* begin *
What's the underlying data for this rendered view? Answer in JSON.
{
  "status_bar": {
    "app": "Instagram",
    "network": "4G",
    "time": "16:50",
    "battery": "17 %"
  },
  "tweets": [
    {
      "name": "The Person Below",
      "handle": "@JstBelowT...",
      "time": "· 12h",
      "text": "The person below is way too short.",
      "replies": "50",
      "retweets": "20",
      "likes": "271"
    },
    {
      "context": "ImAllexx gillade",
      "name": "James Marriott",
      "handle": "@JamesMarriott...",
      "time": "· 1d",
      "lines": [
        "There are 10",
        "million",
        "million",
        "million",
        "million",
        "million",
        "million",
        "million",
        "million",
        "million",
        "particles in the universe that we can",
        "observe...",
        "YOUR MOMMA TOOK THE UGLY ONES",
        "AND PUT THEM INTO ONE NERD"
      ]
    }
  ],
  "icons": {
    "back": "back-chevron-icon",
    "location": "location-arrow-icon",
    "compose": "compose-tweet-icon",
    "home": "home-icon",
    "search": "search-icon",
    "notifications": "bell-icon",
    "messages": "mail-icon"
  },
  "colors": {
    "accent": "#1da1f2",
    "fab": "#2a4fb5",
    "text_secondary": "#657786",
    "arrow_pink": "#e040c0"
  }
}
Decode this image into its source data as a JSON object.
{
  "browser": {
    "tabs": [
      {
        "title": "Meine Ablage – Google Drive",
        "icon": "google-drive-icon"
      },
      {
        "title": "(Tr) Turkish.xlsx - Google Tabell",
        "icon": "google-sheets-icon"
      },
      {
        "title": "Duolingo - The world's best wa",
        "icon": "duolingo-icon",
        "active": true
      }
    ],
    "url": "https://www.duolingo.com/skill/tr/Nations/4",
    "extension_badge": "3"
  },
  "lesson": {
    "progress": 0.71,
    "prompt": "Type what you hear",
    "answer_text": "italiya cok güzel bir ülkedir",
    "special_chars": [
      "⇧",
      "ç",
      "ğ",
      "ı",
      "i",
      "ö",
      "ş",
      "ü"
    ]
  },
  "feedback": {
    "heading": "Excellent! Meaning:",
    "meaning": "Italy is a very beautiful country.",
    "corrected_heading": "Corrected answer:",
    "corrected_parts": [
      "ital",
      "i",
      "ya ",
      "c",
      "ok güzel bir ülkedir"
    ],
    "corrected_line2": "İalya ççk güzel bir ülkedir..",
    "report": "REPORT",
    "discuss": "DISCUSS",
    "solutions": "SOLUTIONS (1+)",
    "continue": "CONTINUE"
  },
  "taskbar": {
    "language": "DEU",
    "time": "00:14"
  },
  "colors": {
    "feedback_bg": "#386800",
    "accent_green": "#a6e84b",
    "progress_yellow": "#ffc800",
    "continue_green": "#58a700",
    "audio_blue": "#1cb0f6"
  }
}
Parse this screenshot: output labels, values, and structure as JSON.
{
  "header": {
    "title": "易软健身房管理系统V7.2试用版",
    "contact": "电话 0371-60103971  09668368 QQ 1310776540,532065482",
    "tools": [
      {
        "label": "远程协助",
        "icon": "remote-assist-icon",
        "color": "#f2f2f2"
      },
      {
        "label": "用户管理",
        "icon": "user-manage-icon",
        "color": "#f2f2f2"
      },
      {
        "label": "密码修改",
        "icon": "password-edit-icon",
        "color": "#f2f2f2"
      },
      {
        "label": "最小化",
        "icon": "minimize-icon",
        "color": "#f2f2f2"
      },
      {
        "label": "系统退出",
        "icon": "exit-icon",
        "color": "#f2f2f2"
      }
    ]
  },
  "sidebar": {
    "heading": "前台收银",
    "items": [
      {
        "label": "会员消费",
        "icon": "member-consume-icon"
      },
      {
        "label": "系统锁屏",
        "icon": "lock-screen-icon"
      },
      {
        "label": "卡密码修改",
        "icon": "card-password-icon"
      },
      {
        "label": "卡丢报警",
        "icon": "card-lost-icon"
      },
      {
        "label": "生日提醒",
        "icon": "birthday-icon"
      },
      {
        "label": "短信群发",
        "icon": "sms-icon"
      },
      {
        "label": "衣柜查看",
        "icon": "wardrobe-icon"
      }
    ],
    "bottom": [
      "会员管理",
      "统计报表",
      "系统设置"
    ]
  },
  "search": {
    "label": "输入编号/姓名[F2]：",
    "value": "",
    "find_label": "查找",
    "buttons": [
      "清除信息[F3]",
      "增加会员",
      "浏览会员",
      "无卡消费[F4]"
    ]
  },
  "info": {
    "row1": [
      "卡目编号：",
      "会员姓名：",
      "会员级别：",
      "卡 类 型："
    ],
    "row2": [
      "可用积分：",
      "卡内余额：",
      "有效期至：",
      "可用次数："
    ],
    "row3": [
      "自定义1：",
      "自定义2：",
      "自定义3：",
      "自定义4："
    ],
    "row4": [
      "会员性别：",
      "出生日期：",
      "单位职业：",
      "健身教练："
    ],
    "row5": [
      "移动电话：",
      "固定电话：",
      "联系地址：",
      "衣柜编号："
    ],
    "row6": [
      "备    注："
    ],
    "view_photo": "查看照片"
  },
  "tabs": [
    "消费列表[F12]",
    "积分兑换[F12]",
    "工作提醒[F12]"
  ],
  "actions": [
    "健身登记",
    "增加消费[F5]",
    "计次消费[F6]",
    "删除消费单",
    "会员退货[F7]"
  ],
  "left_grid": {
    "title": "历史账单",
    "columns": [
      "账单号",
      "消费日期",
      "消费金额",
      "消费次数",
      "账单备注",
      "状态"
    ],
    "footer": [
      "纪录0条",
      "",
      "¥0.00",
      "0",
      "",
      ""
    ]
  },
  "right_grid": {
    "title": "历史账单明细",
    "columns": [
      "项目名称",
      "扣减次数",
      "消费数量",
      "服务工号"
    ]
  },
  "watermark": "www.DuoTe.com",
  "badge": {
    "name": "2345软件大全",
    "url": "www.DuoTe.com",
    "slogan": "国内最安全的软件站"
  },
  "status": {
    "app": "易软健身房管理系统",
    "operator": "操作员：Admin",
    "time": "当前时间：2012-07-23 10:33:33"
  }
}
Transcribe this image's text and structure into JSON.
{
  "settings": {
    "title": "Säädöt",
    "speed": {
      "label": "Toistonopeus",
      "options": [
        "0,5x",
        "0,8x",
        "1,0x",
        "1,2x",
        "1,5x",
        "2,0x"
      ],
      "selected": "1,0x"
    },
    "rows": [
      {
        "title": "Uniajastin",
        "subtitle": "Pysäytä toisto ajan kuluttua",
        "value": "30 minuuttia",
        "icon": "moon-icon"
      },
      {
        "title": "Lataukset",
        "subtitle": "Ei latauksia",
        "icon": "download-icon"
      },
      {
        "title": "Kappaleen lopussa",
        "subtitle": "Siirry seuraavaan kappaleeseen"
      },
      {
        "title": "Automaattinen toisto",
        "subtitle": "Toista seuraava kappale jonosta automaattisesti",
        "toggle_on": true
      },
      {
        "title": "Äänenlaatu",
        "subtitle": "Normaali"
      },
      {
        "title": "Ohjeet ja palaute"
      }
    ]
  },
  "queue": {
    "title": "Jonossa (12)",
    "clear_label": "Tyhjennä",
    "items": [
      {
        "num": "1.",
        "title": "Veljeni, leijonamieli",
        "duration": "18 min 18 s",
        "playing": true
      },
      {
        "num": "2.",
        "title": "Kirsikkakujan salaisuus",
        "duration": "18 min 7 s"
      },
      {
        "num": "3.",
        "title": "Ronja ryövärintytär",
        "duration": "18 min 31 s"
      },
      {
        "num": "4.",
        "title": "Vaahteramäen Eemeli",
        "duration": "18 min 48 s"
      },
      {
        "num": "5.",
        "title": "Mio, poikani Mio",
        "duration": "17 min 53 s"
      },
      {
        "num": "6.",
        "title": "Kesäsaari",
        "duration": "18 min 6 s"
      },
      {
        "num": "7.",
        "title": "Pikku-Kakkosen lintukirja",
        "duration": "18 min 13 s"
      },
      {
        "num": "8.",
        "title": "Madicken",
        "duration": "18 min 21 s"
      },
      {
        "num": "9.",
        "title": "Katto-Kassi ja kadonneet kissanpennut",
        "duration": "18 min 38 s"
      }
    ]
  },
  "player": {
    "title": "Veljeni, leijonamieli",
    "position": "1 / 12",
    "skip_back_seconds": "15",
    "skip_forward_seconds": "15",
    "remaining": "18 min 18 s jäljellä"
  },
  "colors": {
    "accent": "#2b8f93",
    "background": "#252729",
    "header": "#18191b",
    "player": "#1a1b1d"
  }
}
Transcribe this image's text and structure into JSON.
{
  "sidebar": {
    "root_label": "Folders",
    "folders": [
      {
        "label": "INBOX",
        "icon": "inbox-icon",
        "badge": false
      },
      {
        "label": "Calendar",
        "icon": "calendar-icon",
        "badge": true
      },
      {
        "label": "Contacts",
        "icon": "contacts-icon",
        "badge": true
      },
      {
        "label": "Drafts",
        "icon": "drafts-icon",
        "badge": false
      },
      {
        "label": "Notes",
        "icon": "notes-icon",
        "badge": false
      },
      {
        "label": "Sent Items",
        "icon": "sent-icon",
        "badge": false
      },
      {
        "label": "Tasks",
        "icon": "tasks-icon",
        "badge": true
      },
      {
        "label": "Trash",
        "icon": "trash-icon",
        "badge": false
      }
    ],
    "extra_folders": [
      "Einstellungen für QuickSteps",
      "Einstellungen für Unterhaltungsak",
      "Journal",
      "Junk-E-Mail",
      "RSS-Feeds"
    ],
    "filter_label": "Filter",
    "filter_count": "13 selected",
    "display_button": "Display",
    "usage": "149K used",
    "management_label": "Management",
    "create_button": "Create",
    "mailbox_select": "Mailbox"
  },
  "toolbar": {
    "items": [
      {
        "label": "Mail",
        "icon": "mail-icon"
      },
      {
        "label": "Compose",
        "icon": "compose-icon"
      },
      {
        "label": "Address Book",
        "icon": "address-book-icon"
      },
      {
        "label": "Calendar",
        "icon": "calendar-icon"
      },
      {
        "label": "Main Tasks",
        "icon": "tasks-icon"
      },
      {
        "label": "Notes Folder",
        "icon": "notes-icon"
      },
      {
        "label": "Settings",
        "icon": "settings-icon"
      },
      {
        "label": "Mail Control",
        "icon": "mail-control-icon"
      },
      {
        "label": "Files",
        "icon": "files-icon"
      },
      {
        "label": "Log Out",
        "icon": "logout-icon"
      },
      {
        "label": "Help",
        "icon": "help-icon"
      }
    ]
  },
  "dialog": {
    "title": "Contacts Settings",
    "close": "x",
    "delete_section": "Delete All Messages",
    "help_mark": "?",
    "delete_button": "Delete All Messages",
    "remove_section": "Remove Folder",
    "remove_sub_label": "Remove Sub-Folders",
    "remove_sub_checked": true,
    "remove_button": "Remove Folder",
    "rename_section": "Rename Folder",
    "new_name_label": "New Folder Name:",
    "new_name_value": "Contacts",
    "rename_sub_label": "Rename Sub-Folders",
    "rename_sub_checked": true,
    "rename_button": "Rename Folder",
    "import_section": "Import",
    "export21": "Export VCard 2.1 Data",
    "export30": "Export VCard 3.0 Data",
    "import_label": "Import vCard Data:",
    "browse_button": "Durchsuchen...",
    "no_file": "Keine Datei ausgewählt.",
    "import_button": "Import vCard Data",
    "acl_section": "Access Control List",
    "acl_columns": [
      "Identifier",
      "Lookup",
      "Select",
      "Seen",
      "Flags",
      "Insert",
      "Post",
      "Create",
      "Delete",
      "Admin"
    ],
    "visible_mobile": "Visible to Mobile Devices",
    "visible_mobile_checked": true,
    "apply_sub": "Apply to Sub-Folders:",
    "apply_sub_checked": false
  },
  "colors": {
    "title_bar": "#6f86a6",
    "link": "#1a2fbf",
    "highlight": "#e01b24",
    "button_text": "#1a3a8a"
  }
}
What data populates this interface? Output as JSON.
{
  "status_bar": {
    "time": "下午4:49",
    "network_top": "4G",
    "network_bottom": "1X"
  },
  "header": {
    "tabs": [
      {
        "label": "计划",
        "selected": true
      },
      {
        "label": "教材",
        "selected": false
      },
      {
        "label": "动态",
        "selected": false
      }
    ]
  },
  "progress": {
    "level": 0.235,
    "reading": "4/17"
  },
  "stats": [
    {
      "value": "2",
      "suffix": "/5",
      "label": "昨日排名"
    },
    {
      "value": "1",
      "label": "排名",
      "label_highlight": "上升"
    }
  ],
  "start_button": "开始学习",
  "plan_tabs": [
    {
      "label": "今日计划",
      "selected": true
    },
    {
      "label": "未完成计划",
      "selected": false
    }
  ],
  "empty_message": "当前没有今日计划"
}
* end *
*TASK REQUIREMENTS*. Copy every line of the listing where the word "true" appears.

*FINISHED TASK*.
        "active": true
        "toggle_on": true
        "playing": true
        "badge": true
        "badge": true
        "badge": true
    "remove_sub_checked": true,
    "rename_sub_checked": true,
    "visible_mobile_checked": true,
        "selected": true
      "selected": true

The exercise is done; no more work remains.